Dataset entries
** START **

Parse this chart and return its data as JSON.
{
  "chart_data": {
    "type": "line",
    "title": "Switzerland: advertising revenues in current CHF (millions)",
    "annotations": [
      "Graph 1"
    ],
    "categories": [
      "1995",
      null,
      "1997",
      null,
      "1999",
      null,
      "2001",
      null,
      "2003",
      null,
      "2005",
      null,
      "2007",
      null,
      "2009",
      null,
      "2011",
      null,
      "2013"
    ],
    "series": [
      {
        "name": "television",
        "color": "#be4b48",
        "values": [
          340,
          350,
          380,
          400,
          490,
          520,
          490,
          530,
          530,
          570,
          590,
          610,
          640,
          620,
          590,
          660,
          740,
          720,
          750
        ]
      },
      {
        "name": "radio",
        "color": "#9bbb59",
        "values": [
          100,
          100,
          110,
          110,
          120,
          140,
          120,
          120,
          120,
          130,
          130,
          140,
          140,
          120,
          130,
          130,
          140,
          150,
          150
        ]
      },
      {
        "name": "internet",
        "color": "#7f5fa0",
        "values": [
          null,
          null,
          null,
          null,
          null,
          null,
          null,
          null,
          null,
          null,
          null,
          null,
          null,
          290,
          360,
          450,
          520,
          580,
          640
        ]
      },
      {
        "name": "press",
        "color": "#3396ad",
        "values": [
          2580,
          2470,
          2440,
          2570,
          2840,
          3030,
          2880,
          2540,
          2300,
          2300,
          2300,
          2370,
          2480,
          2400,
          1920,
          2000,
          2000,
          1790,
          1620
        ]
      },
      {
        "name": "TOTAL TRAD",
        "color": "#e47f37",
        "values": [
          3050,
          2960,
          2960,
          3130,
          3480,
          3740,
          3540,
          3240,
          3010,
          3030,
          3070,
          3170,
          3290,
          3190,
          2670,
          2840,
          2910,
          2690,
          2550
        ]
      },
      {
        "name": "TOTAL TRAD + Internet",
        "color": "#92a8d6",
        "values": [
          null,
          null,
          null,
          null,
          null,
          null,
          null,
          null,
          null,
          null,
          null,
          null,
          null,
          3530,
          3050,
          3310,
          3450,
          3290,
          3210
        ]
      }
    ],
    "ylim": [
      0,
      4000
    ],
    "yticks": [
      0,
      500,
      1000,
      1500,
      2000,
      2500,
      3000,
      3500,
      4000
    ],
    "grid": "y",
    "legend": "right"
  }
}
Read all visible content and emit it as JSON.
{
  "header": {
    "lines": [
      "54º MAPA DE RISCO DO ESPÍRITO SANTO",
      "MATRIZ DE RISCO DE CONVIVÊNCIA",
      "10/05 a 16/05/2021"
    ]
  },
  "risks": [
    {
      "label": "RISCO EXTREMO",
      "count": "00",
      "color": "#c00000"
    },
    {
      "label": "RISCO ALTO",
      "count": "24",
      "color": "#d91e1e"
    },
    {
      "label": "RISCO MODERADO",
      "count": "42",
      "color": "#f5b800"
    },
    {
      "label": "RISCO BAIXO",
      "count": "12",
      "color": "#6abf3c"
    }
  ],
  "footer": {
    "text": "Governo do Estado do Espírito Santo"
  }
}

** END **

### THE PROBLEM
Output each record exactly, leaving nothing out.

### WRITTEN ANSWER
Parse this chart and return its data as JSON.
{
  "chart_data": {
    "type": "line",
    "title": "Switzerland: advertising revenues in current CHF (millions)",
    "annotations": [
      "Graph 1"
    ],
    "categories": [
      "1995",
      null,
      "1997",
      null,
      "1999",
      null,
      "2001",
      null,
      "2003",
      null,
      "2005",
      null,
      "2007",
      null,
      "2009",
      null,
      "2011",
      null,
      "2013"
    ],
    "series": [
      {
        "name": "television",
        "color": "#be4b48",
        "values": [
          340,
          350,
          380,
          400,
          490,
          520,
          490,
          530,
          530,
          570,
          590,
          610,
          640,
          620,
          590,
          660,
          740,
          720,
          750
        ]
      },
      {
        "name": "radio",
        "color": "#9bbb59",
        "values": [
          100,
          100,
          110,
          110,
          120,
          140,
          120,
          120,
          120,
          130,
          130,
          140,
          140,
          120,
          130,
          130,
          140,
          150,
          150
        ]
      },
      {
        "name": "internet",
        "color": "#7f5fa0",
        "values": [
          null,
          null,
          null,
          null,
          null,
          null,
          null,
          null,
          null,
          null,
          null,
          null,
          null,
          290,
          360,
          450,
          520,
          580,
          640
        ]
      },
      {
        "name": "press",
        "color": "#3396ad",
        "values": [
          2580,
          2470,
          2440,
          2570,
          2840,
          3030,
          2880,
          2540,
          2300,
          2300,
          2300,
          2370,
          2480,
          2400,
          1920,
          2000,
          2000,
          1790,
          1620
        ]
      },
      {
        "name": "TOTAL TRAD",
        "color": "#e47f37",
        "values": [
          3050,
          2960,
          2960,
          3130,
          3480,
          3740,
          3540,
          3240,
          3010,
          3030,
          3070,
          3170,
          3290,
          3190,
          2670,
          2840,
          2910,
          2690,
          2550
        ]
      },
      {
        "name": "TOTAL TRAD + Internet",
        "color": "#92a8d6",
        "values": [
          null,
          null,
          null,
          null,
          null,
          null,
          null,
          null,
          null,
          null,
          null,
          null,
          null,
          3530,
          3050,
          3310,
          3450,
          3290,
          3210
        ]
      }
    ],
    "ylim": [
      0,
      4000
    ],
    "yticks": [
      0,
      500,
      1000,
      1500,
      2000,
      2500,
      3000,
      3500,
      4000
    ],
    "grid": "y",
    "legend": "right"
  }
}
Read all visible content and emit it as JSON.
{
  "header": {
    "lines": [
      "54º MAPA DE RISCO DO ESPÍRITO SANTO",
      "MATRIZ DE RISCO DE CONVIVÊNCIA",
      "10/05 a 16/05/2021"
    ]
  },
  "risks": [
    {
      "label": "RISCO EXTREMO",
      "count": "00",
      "color": "#c00000"
    },
    {
      "label": "RISCO ALTO",
      "count": "24",
      "color": "#d91e1e"
    },
    {
      "label": "RISCO MODERADO",
      "count": "42",
      "color": "#f5b800"
    },
    {
      "label": "RISCO BAIXO",
      "count": "12",
      "color": "#6abf3c"
    }
  ],
  "footer": {
    "text": "Governo do Estado do Espírito Santo"
  }
}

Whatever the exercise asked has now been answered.